━━━ DATA SUPPLIED ━━━

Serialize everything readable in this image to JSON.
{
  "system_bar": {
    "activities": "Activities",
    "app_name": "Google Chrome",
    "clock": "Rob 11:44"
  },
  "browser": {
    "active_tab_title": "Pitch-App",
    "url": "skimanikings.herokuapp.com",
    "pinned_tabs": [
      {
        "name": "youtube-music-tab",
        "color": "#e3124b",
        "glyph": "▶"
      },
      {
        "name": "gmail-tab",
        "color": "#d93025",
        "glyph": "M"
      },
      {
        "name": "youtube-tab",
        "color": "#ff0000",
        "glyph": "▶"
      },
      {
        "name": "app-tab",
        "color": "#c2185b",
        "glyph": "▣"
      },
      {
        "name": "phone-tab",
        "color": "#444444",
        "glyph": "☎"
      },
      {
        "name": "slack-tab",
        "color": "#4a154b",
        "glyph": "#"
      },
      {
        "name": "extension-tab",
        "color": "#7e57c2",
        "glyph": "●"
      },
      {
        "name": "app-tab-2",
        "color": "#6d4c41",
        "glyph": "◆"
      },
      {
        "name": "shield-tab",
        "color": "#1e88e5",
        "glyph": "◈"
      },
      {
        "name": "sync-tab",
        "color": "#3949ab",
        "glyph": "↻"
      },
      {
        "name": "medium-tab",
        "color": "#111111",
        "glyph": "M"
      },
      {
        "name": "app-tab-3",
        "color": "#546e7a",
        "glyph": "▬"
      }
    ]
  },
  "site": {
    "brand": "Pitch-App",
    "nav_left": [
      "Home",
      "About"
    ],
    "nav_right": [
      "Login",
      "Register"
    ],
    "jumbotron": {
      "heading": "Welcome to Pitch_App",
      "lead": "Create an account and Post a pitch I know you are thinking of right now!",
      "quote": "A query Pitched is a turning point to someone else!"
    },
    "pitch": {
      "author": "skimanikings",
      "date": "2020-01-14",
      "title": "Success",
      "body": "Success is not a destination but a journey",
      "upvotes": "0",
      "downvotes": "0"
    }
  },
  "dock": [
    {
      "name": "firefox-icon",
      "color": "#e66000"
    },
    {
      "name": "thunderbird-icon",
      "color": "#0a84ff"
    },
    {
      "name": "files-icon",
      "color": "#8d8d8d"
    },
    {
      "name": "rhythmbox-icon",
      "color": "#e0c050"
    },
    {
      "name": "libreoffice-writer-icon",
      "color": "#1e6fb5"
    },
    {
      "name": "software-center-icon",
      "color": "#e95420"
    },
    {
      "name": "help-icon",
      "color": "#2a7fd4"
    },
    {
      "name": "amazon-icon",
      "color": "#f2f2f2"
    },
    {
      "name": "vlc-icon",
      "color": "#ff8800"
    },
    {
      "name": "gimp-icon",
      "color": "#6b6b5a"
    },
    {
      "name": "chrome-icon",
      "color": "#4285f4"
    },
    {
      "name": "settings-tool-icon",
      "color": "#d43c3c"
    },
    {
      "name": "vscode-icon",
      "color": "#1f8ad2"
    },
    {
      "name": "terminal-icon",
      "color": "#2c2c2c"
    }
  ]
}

━━━
━━━ DATA SUPPLIED ━━━

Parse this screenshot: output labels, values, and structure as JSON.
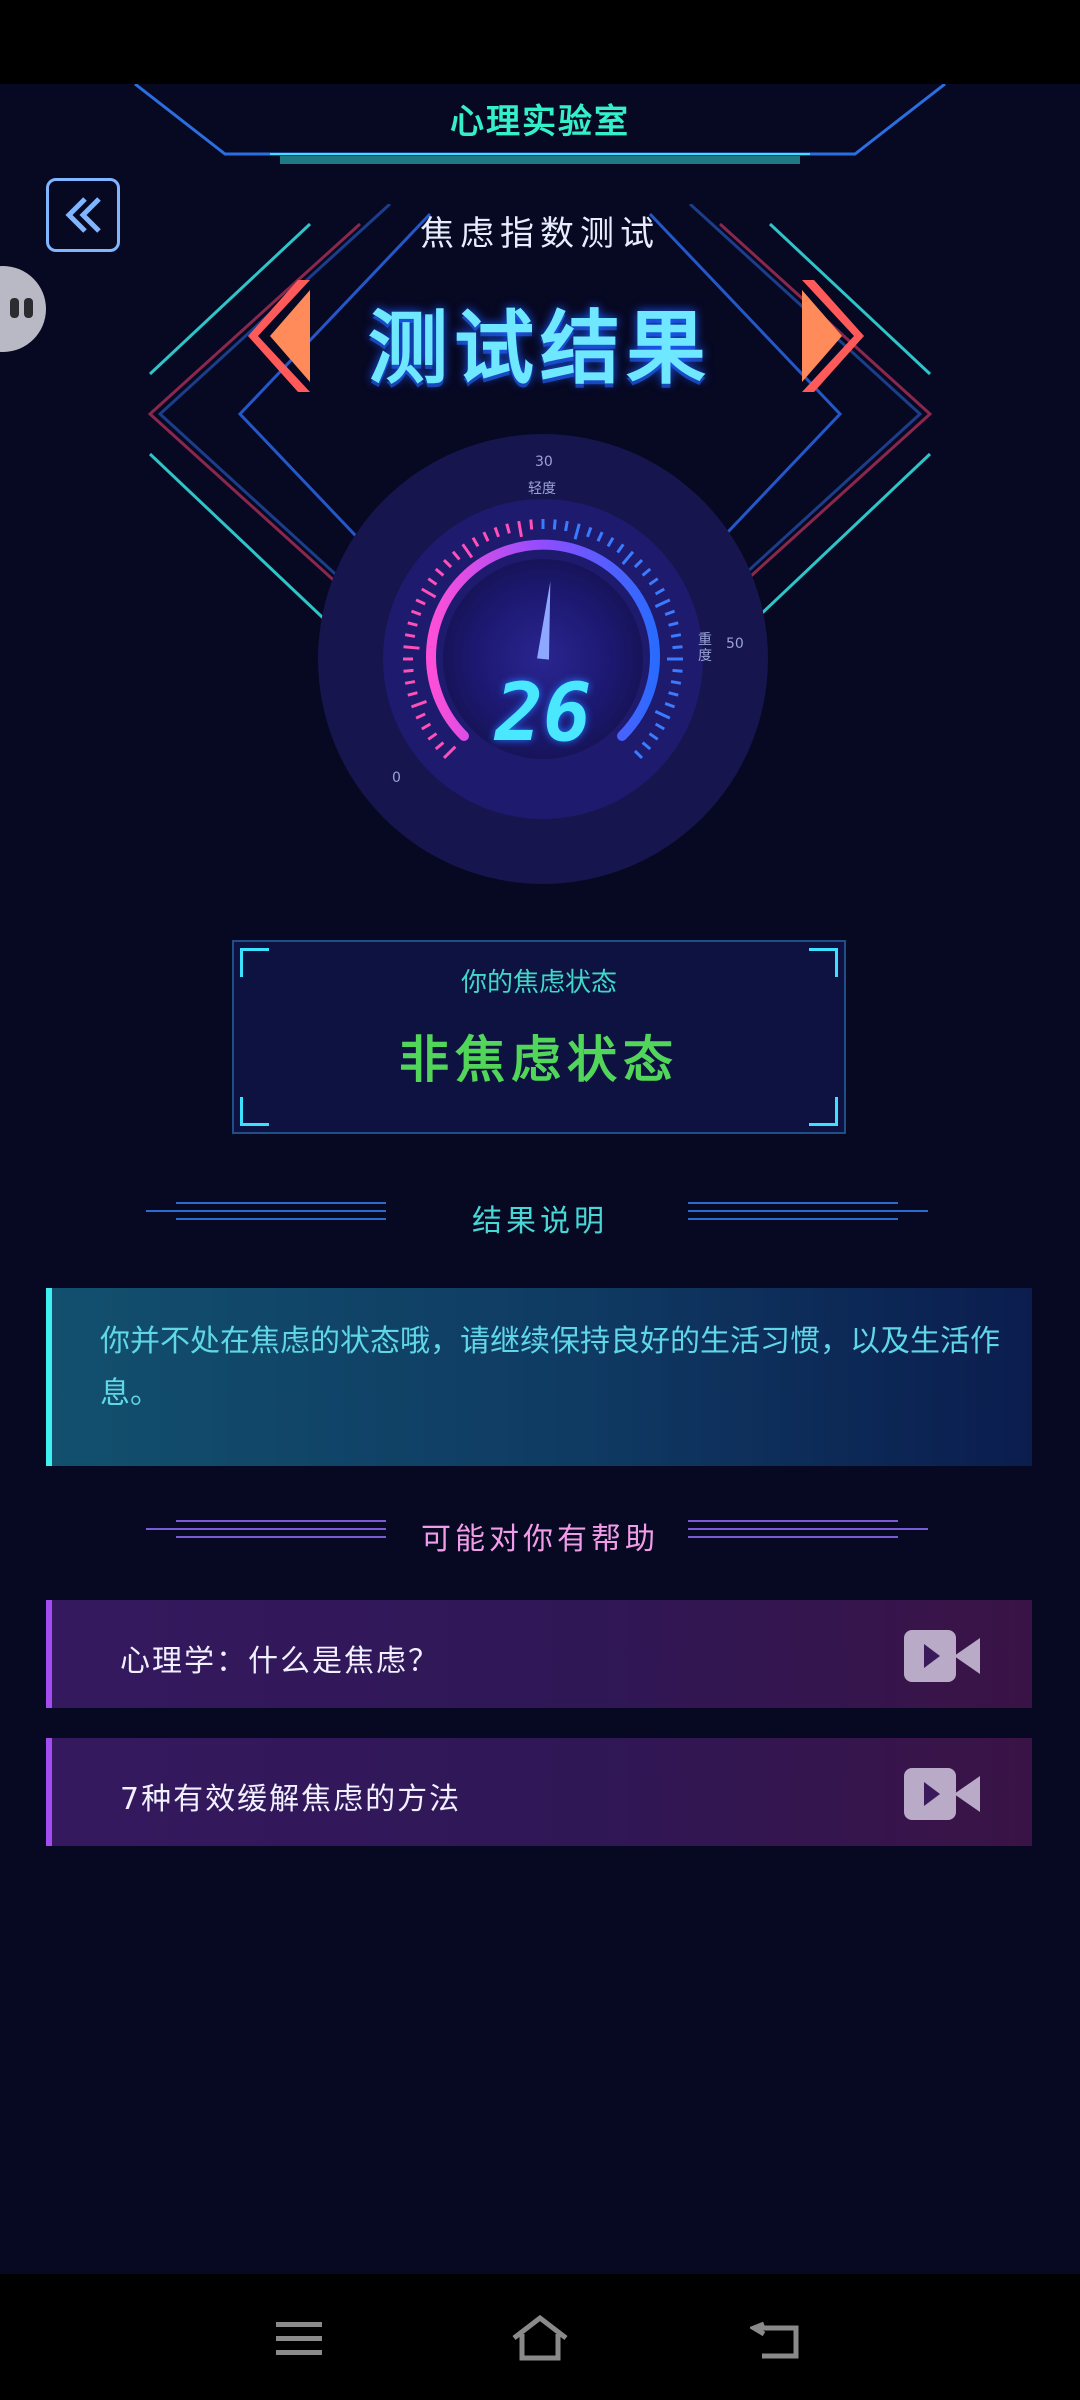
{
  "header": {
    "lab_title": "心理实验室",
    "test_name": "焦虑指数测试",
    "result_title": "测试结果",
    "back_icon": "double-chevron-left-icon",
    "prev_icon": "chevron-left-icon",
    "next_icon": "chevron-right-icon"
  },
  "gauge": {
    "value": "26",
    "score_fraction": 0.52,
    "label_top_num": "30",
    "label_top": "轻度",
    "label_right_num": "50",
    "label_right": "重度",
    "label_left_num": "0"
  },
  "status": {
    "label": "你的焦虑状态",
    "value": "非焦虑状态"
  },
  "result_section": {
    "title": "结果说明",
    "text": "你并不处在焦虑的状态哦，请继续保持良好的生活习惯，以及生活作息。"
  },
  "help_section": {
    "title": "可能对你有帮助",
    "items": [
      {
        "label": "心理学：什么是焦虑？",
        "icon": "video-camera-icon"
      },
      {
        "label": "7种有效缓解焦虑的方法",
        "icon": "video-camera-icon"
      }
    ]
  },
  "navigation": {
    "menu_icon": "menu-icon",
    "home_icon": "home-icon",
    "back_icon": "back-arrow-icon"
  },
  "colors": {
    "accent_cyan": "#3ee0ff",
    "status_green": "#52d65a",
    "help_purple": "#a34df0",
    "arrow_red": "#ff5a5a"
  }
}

━━━
━━━ DATA SUPPLIED ━━━

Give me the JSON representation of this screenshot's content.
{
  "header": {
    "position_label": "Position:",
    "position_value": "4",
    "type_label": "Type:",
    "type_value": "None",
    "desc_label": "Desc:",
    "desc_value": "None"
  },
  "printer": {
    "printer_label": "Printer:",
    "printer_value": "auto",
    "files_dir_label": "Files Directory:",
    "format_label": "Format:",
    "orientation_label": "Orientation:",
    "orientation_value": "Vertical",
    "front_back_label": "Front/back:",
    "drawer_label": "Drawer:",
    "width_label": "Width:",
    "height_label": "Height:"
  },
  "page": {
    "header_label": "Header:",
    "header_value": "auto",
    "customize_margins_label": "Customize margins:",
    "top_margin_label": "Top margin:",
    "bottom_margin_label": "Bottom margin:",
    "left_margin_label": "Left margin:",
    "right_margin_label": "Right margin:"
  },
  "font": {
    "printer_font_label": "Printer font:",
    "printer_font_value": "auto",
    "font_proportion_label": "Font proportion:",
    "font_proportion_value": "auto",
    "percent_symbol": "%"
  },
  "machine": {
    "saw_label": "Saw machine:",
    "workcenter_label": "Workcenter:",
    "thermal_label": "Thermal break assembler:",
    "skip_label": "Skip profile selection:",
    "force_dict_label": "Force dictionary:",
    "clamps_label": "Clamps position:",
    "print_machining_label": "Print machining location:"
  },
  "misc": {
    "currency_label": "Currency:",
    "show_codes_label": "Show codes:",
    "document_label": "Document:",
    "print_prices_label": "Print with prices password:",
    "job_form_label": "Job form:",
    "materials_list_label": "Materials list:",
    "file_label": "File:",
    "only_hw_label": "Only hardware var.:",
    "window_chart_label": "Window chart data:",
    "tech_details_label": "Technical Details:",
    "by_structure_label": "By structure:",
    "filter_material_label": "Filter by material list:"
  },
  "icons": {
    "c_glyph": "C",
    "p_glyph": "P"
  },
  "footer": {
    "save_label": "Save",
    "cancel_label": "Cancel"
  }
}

━━━

Check every line of the material for the string "screenshot" and give the number of lines that have it, without anything else.

2